• [PROBLEM TO SOLVE]
Return all lines with the word "Special" in them.

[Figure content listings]
.....

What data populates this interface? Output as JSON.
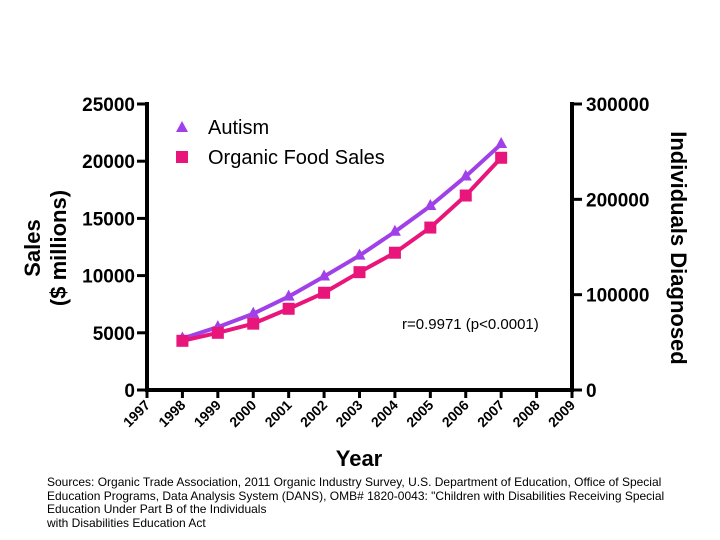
{
  "chart_data": {
    "type": "line",
    "x": [
      "1997",
      "1998",
      "1999",
      "2000",
      "2001",
      "2002",
      "2003",
      "2004",
      "2005",
      "2006",
      "2007",
      "2008",
      "2009"
    ],
    "xlabel": "Year",
    "ylabel_left_line1": "Sales",
    "ylabel_left_line2": "($ millions)",
    "ylabel_right": "Individuals Diagnosed",
    "ylim_left": [
      0,
      25000
    ],
    "ylim_right": [
      0,
      300000
    ],
    "yticks_left": [
      "0",
      "5000",
      "10000",
      "15000",
      "20000",
      "25000"
    ],
    "yticks_right": [
      "0",
      "100000",
      "200000",
      "300000"
    ],
    "series": [
      {
        "name": "Autism",
        "axis": "right",
        "marker": "triangle",
        "color": "#a040e8",
        "x": [
          "1998",
          "1999",
          "2000",
          "2001",
          "2002",
          "2003",
          "2004",
          "2005",
          "2006",
          "2007"
        ],
        "values": [
          54000,
          66000,
          80000,
          98000,
          119000,
          141000,
          166000,
          193000,
          224000,
          258000
        ]
      },
      {
        "name": "Organic Food Sales",
        "axis": "left",
        "marker": "square",
        "color": "#e8157a",
        "x": [
          "1998",
          "1999",
          "2000",
          "2001",
          "2002",
          "2003",
          "2004",
          "2005",
          "2006",
          "2007"
        ],
        "values": [
          4300,
          5000,
          5800,
          7100,
          8500,
          10300,
          12000,
          14200,
          17000,
          20300
        ]
      }
    ],
    "annotation": "r=0.9971 (p<0.0001)"
  },
  "sources": [
    "Sources: Organic Trade Association,  2011 Organic Industry Survey, U.S. Department of Education, Office of Special",
    "Education Programs, Data Analysis System (DANS), OMB# 1820-0043: \"Children with Disabilities Receiving Special",
    "Education Under Part B of the Individuals",
    "with Disabilities Education Act"
  ]
}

.....

• [CORRECT OUTPUT]
    "Sources: Organic Trade Association,  2011 Organic Industry Survey, U.S. Department of Education, Office of Special",
    "Education Programs, Data Analysis System (DANS), OMB# 1820-0043: \"Children with Disabilities Receiving Special",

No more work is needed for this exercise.